======== Material for this exercise

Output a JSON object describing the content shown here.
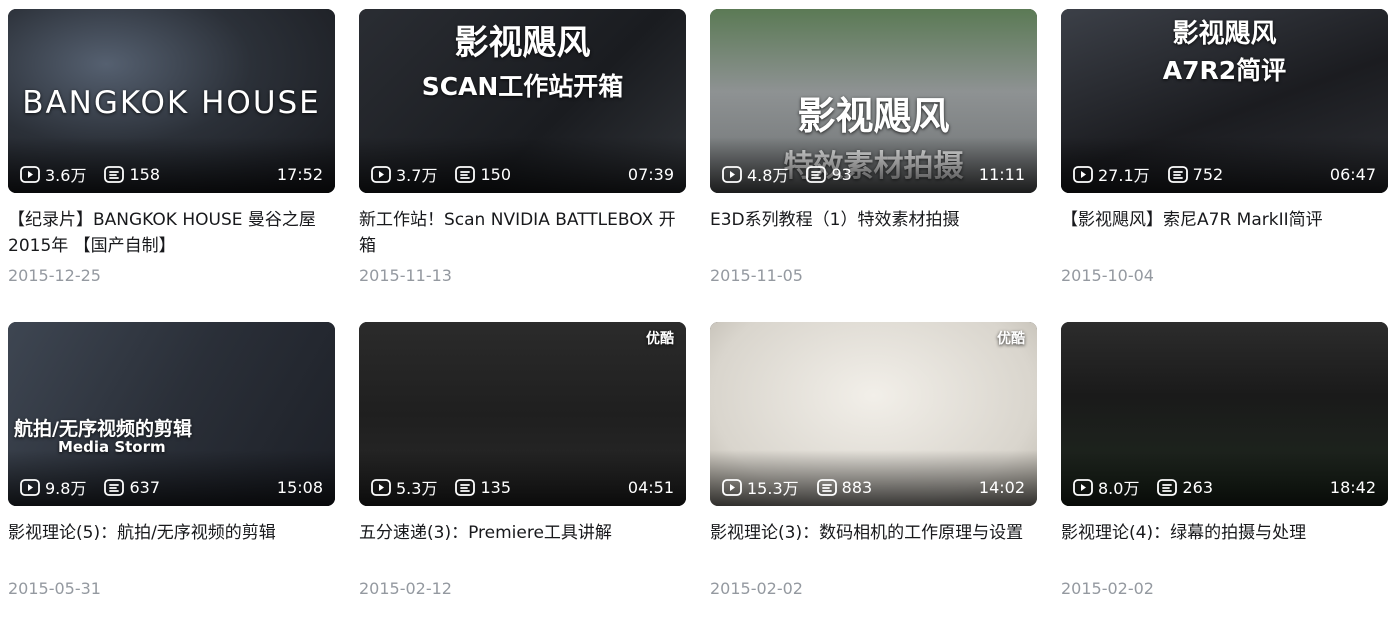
{
  "videos": [
    {
      "title": "【纪录片】BANGKOK HOUSE 曼谷之屋 2015年 【国产自制】",
      "views": "3.6万",
      "comments": "158",
      "duration": "17:52",
      "date": "2015-12-25",
      "overlay_line1": "BANGKOK HOUSE",
      "overlay_line2": ""
    },
    {
      "title": "新工作站！Scan NVIDIA BATTLEBOX 开箱",
      "views": "3.7万",
      "comments": "150",
      "duration": "07:39",
      "date": "2015-11-13",
      "overlay_line1": "影视飓风",
      "overlay_line2": "SCAN工作站开箱"
    },
    {
      "title": "E3D系列教程（1）特效素材拍摄",
      "views": "4.8万",
      "comments": "93",
      "duration": "11:11",
      "date": "2015-11-05",
      "overlay_line1": "影视飓风",
      "overlay_line2": "特效素材拍摄"
    },
    {
      "title": "【影视飓风】索尼A7R MarkII简评",
      "views": "27.1万",
      "comments": "752",
      "duration": "06:47",
      "date": "2015-10-04",
      "overlay_line1": "影视飓风",
      "overlay_line2": "A7R2简评"
    },
    {
      "title": "影视理论(5)：航拍/无序视频的剪辑",
      "views": "9.8万",
      "comments": "637",
      "duration": "15:08",
      "date": "2015-05-31",
      "overlay_line1": "航拍/无序视频的剪辑",
      "overlay_line2": "Media Storm"
    },
    {
      "title": "五分速递(3)：Premiere工具讲解",
      "views": "5.3万",
      "comments": "135",
      "duration": "04:51",
      "date": "2015-02-12",
      "overlay_line1": "优酷",
      "overlay_line2": ""
    },
    {
      "title": "影视理论(3)：数码相机的工作原理与设置",
      "views": "15.3万",
      "comments": "883",
      "duration": "14:02",
      "date": "2015-02-02",
      "overlay_line1": "优酷",
      "overlay_line2": ""
    },
    {
      "title": "影视理论(4)：绿幕的拍摄与处理",
      "views": "8.0万",
      "comments": "263",
      "duration": "18:42",
      "date": "2015-02-02",
      "overlay_line1": "",
      "overlay_line2": ""
    }
  ],
  "icons": {
    "views": "play-count-icon",
    "comments": "danmaku-count-icon"
  },
  "colors": {
    "title": "#18191c",
    "date": "#9499a0",
    "stat_text": "#ffffff"
  }
}
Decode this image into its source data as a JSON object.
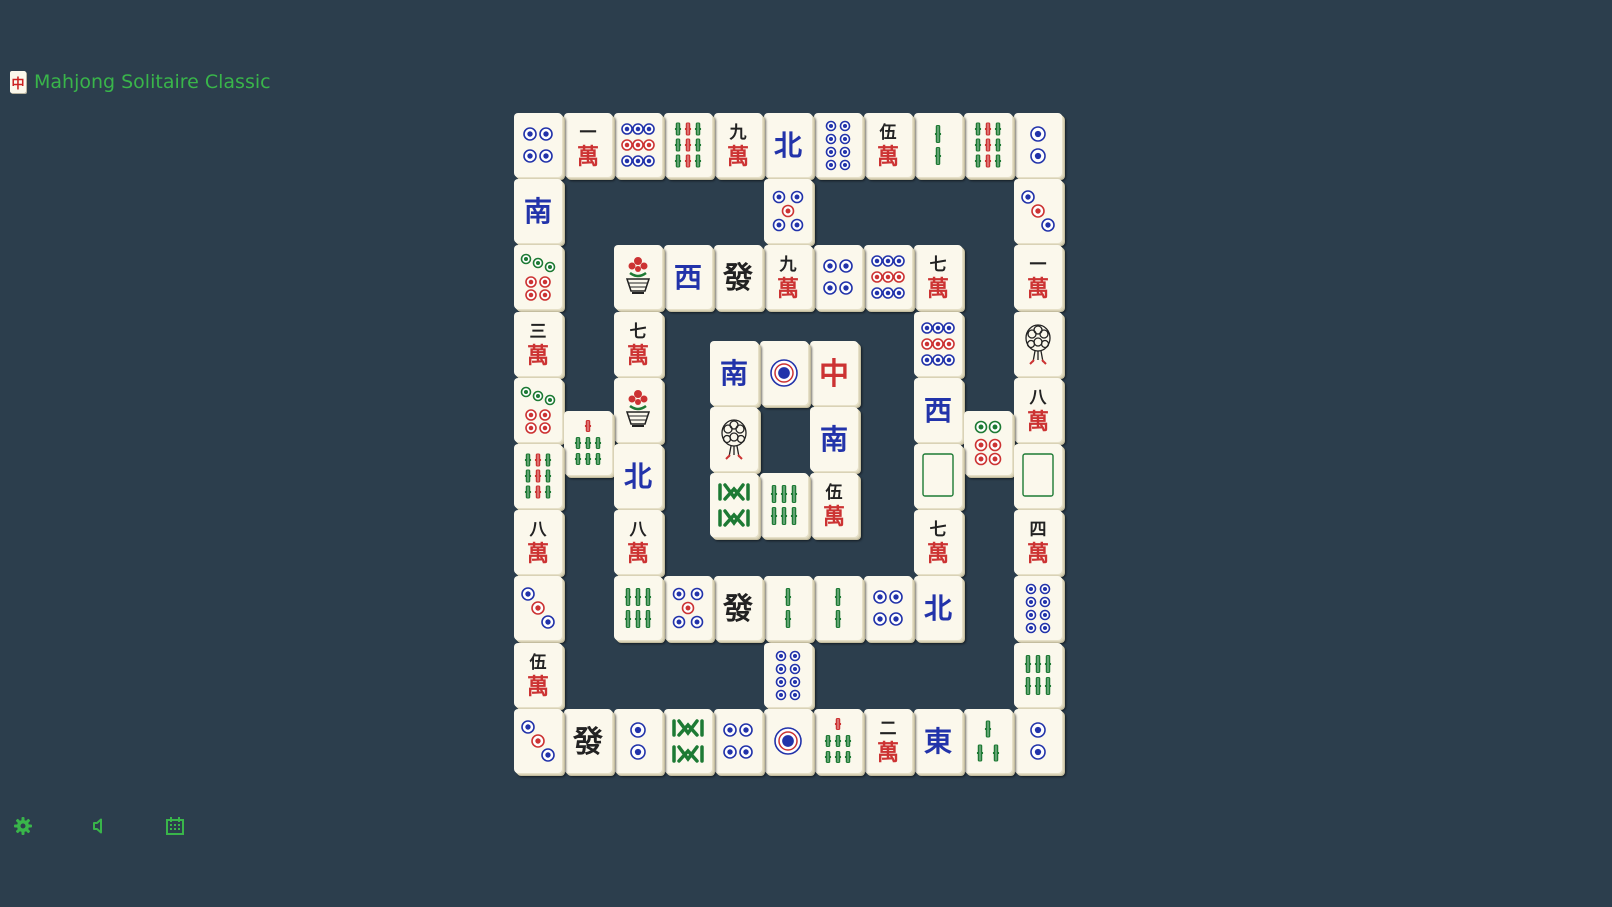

================

* **Your goal**
Output all of the data exactly as it stands, minus any images.

* **Answer**
Output a JSON object describing the content shown here.
{
  "videos": [
    {
      "title": "【纪录片】BANGKOK HOUSE 曼谷之屋 2015年 【国产自制】",
      "views": "3.6万",
      "comments": "158",
      "duration": "17:52",
      "date": "2015-12-25",
      "overlay_line1": "BANGKOK HOUSE",
      "overlay_line2": ""
    },
    {
      "title": "新工作站！Scan NVIDIA BATTLEBOX 开箱",
      "views": "3.7万",
      "comments": "150",
      "duration": "07:39",
      "date": "2015-11-13",
      "overlay_line1": "影视飓风",
      "overlay_line2": "SCAN工作站开箱"
    },
    {
      "title": "E3D系列教程（1）特效素材拍摄",
      "views": "4.8万",
      "comments": "93",
      "duration": "11:11",
      "date": "2015-11-05",
      "overlay_line1": "影视飓风",
      "overlay_line2": "特效素材拍摄"
    },
    {
      "title": "【影视飓风】索尼A7R MarkII简评",
      "views": "27.1万",
      "comments": "752",
      "duration": "06:47",
      "date": "2015-10-04",
      "overlay_line1": "影视飓风",
      "overlay_line2": "A7R2简评"
    },
    {
      "title": "影视理论(5)：航拍/无序视频的剪辑",
      "views": "9.8万",
      "comments": "637",
      "duration": "15:08",
      "date": "2015-05-31",
      "overlay_line1": "航拍/无序视频的剪辑",
      "overlay_line2": "Media Storm"
    },
    {
      "title": "五分速递(3)：Premiere工具讲解",
      "views": "5.3万",
      "comments": "135",
      "duration": "04:51",
      "date": "2015-02-12",
      "overlay_line1": "优酷",
      "overlay_line2": ""
    },
    {
      "title": "影视理论(3)：数码相机的工作原理与设置",
      "views": "15.3万",
      "comments": "883",
      "duration": "14:02",
      "date": "2015-02-02",
      "overlay_line1": "优酷",
      "overlay_line2": ""
    },
    {
      "title": "影视理论(4)：绿幕的拍摄与处理",
      "views": "8.0万",
      "comments": "263",
      "duration": "18:42",
      "date": "2015-02-02",
      "overlay_line1": "",
      "overlay_line2": ""
    }
  ],
  "icons": {
    "views": "play-count-icon",
    "comments": "danmaku-count-icon"
  },
  "colors": {
    "title": "#18191c",
    "date": "#9499a0",
    "stat_text": "#ffffff"
  }
}
Decode this image into its source data as a JSON object.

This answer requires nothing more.